Extract, from the listing that follows, each line containing the word "上述的奇異指數用於分析軸承系統的振動信號時可以有效的區分一個有缺陷的軸承和一個正常的軸承".

**PROVIDED ENTRIES:**
--------

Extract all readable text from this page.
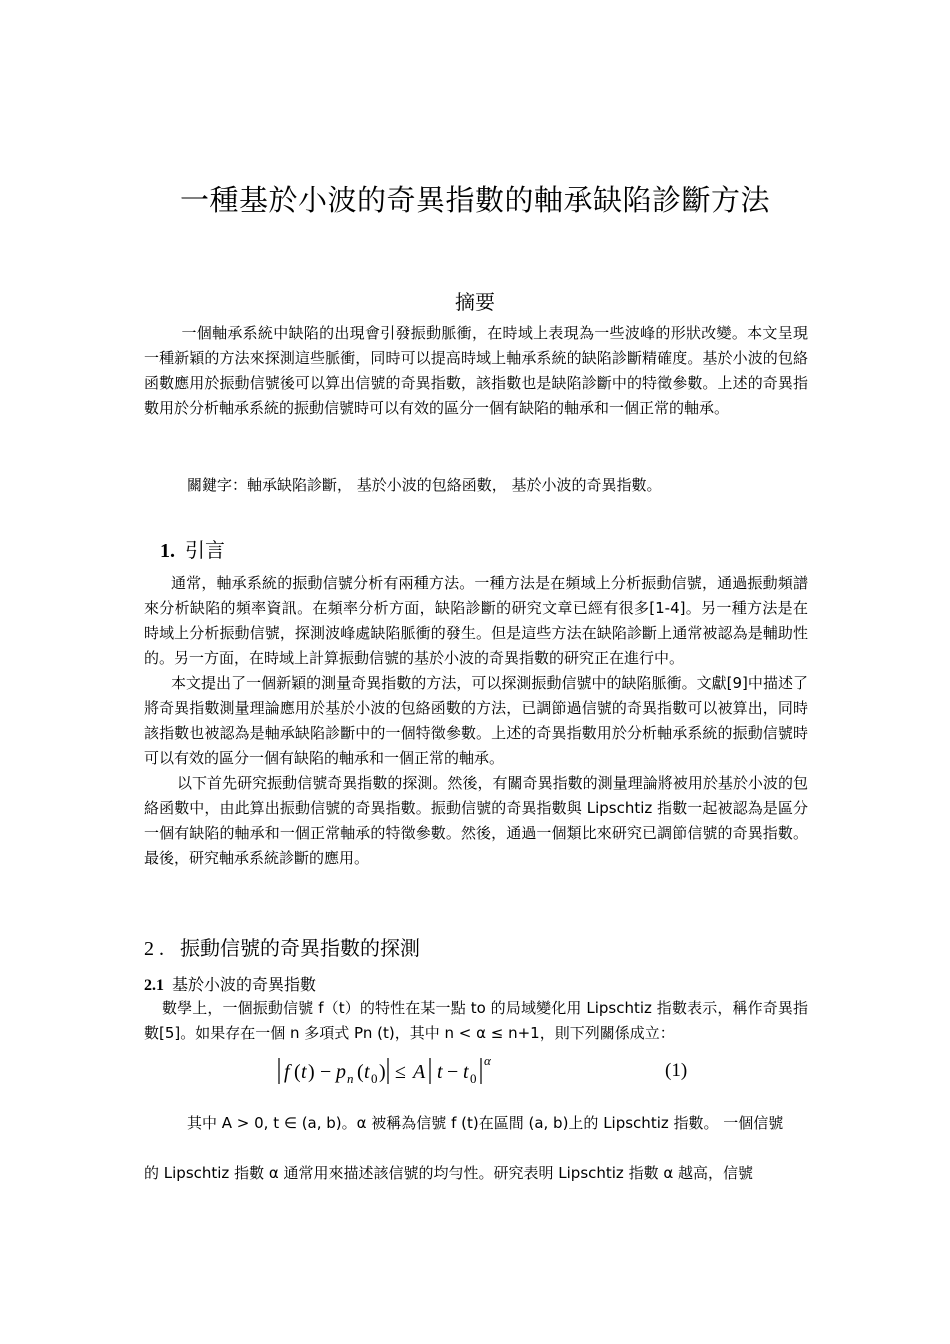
一種基於小波的奇異指數的軸承缺陷診斷方法
摘要

一個軸承系統中缺陷的出現會引發振動脈衝，在時域上表現為一些波峰的形狀改變。本文呈現一種新穎的方法來探測這些脈衝，同時可以提高時域上軸承系統的缺陷診斷精確度。基於小波的包絡函數應用於振動信號後可以算出信號的奇異指數，該指數也是缺陷診斷中的特徵參數。上述的奇異指數用於分析軸承系統的振動信號時可以有效的區分一個有缺陷的軸承和一個正常的軸承。

關鍵字：軸承缺陷診斷， 基於小波的包絡函數， 基於小波的奇異指數。
1. 引言

通常，軸承系統的振動信號分析有兩種方法。一種方法是在頻域上分析振動信號，通過振動頻譜來分析缺陷的頻率資訊。在頻率分析方面，缺陷診斷的研究文章已經有很多[1-4]。另一種方法是在時域上分析振動信號，探測波峰處缺陷脈衝的發生。但是這些方法在缺陷診斷上通常被認為是輔助性的。另一方面，在時域上計算振動信號的基於小波的奇異指數的研究正在進行中。

本文提出了一個新穎的測量奇異指數的方法，可以探測振動信號中的缺陷脈衝。文獻[9]中描述了將奇異指數測量理論應用於基於小波的包絡函數的方法，已調節過信號的奇異指數可以被算出，同時該指數也被認為是軸承缺陷診斷中的一個特徵參數。上述的奇異指數用於分析軸承系統的振動信號時可以有效的區分一個有缺陷的軸承和一個正常的軸承。

以下首先研究振動信號奇異指數的探測。然後，有關奇異指數的測量理論將被用於基於小波的包絡函數中，由此算出振動信號的奇異指數。振動信號的奇異指數與 Lipschtiz 指數一起被認為是區分一個有缺陷的軸承和一個正常軸承的特徵參數。然後，通過一個類比來研究已調節信號的奇異指數。最後，研究軸承系統診斷的應用。

2 . 振動信號的奇異指數的探測
2.1 基於小波的奇異指數

數學上，一個振動信號 f（t）的特性在某一點 to 的局域變化用 Lipschtiz 指數表示，稱作奇異指數[5]。如果存在一個 n 多項式 Pn (t)，其中 n < α ≤ n+1，則下列關係成立：

f ( t ) − p n ( t 0 ) ≤ A t − t 0
α	(1)
其中 A > 0, t ∈ (a, b)。α 被稱為信號 f (t)在區間 (a, b)上的 Lipschtiz 指數。 一個信號
的 Lipschtiz 指數 α 通常用來描述該信號的均勻性。研究表明 Lipschtiz 指數 α 越高，信號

--------

**FINISHED EXERCISE:**
一個軸承系統中缺陷的出現會引發振動脈衝，在時域上表現為一些波峰的形狀改變。本文呈現一種新穎的方法來探測這些脈衝，同時可以提高時域上軸承系統的缺陷診斷精確度。基於小波的包絡函數應用於振動信號後可以算出信號的奇異指數，該指數也是缺陷診斷中的特徵參數。上述的奇異指數用於分析軸承系統的振動信號時可以有效的區分一個有缺陷的軸承和一個正常的軸承。
本文提出了一個新穎的測量奇異指數的方法，可以探測振動信號中的缺陷脈衝。文獻[9]中描述了將奇異指數測量理論應用於基於小波的包絡函數的方法，已調節過信號的奇異指數可以被算出，同時該指數也被認為是軸承缺陷診斷中的一個特徵參數。上述的奇異指數用於分析軸承系統的振動信號時可以有效的區分一個有缺陷的軸承和一個正常的軸承。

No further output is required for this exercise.